## Supplied text:
-- start --

CITY OF MANGUM et al.
v.
HEATLY et al.

Syllabus

¶0 1. APPEAL AND ERROR--Decisions Appealable--Pleadings--Refusal to Strike. An order overruling a motion to strike certain paragraphs of a petition is not an appealable order.
2. SAME--Presentations Below--Motion for New Trial. Where a cause is tried upon its merits and final judgment rendered after full hearing, and no motion for a new trial is filed by the losing party, such judgment will not be disturbed on appeal for alleged errors of the trial court in ruling upon certain interlocutory motions not constituting a part of the record proper.

H. H. Edwards, for plaintiffs in error.
B. L. Tisinger and Burwell, Crockett & Johnson, for defendants in error.

KANE, C. J.

-- end --

## Information supplied:
-- start --

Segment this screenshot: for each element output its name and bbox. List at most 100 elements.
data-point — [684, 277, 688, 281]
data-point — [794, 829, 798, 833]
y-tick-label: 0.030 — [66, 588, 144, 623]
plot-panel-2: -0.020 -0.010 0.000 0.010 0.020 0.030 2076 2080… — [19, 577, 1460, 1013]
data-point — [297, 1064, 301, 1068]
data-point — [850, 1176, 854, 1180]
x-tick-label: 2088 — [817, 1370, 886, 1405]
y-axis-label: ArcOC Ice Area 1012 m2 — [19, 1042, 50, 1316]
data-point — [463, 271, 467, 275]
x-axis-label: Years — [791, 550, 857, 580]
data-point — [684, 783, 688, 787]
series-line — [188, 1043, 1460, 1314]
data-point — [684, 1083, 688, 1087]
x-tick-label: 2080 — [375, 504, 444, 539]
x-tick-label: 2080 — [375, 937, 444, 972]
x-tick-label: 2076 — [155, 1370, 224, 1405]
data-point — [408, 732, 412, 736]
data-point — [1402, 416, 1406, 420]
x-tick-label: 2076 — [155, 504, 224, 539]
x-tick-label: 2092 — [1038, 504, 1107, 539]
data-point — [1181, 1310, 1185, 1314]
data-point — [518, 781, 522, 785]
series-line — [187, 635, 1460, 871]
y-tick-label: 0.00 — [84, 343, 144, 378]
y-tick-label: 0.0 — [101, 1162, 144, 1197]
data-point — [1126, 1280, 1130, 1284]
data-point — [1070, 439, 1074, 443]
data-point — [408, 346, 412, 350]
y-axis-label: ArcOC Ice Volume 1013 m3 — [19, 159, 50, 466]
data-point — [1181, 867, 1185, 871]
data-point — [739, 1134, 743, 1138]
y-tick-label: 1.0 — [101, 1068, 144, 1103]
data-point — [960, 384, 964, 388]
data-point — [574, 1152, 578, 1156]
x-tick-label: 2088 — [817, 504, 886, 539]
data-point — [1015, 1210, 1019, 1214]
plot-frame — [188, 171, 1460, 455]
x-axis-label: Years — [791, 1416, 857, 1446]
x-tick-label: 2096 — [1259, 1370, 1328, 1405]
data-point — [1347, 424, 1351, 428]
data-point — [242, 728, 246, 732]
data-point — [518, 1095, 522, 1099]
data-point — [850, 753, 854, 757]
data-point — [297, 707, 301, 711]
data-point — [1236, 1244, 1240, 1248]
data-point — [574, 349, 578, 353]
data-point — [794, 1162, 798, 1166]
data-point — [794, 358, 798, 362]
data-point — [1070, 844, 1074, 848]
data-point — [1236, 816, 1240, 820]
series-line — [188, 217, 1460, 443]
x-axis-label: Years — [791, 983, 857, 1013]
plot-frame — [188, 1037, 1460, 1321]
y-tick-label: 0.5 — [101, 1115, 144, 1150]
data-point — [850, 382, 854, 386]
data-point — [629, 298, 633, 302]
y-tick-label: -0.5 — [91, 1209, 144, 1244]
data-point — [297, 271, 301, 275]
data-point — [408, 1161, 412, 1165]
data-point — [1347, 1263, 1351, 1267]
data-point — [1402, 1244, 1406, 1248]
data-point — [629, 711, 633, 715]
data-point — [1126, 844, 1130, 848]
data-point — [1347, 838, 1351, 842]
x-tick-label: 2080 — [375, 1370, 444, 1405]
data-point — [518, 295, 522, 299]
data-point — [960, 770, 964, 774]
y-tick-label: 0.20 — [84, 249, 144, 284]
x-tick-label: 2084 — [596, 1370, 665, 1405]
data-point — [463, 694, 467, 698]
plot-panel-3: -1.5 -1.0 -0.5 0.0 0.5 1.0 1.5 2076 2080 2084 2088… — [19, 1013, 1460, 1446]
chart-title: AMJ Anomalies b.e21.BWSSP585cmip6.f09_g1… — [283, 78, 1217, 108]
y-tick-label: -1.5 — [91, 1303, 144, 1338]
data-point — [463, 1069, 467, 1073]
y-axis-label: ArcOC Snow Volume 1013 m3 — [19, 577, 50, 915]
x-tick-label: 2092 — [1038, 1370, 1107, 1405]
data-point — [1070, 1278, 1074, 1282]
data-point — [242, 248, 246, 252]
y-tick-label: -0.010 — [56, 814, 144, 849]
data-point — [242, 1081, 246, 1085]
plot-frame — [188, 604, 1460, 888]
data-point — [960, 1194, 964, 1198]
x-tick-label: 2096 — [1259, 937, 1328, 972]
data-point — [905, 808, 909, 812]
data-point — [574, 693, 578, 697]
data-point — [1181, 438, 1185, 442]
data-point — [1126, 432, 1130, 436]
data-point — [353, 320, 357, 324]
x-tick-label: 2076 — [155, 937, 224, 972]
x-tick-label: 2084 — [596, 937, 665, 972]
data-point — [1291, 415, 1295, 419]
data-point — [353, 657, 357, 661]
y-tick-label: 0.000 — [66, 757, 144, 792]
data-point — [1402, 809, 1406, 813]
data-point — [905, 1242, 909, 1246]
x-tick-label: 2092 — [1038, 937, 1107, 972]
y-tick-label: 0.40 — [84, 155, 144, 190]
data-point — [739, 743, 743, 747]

-- end --

## Objectives:
**1)** Rewrite the case text from "CITY OF MANGUM" up to and including "the record proper.", putting "complaint" in place of "petition".
**2)** According to the case text, who appeared for the plaintiffs in error?
**3)** List every attorney or law firm the case text names as counsel.
The data come from a separate source, not from the case text.

## Exercise responses:
**1)**
CITY OF MANGUM et al.
v.
HEATLY et al.

Syllabus

¶0 1. APPEAL AND ERROR--Decisions Appealable--Pleadings--Refusal to Strike. An order overruling a motion to strike certain paragraphs of a complaint is not an appealable order.
2. SAME--Presentations Below--Motion for New Trial. Where a cause is tried upon its merits and final judgment rendered after full hearing, and no motion for a new trial is filed by the losing party, such judgment will not be disturbed on appeal for alleged errors of the trial court in ruling upon certain interlocutory motions not constituting a part of the record proper.

**2)** H. H. Edwards

**3)**
H. H. Edwards
B. L. Tisinger
Burwell, Crockett & Johnson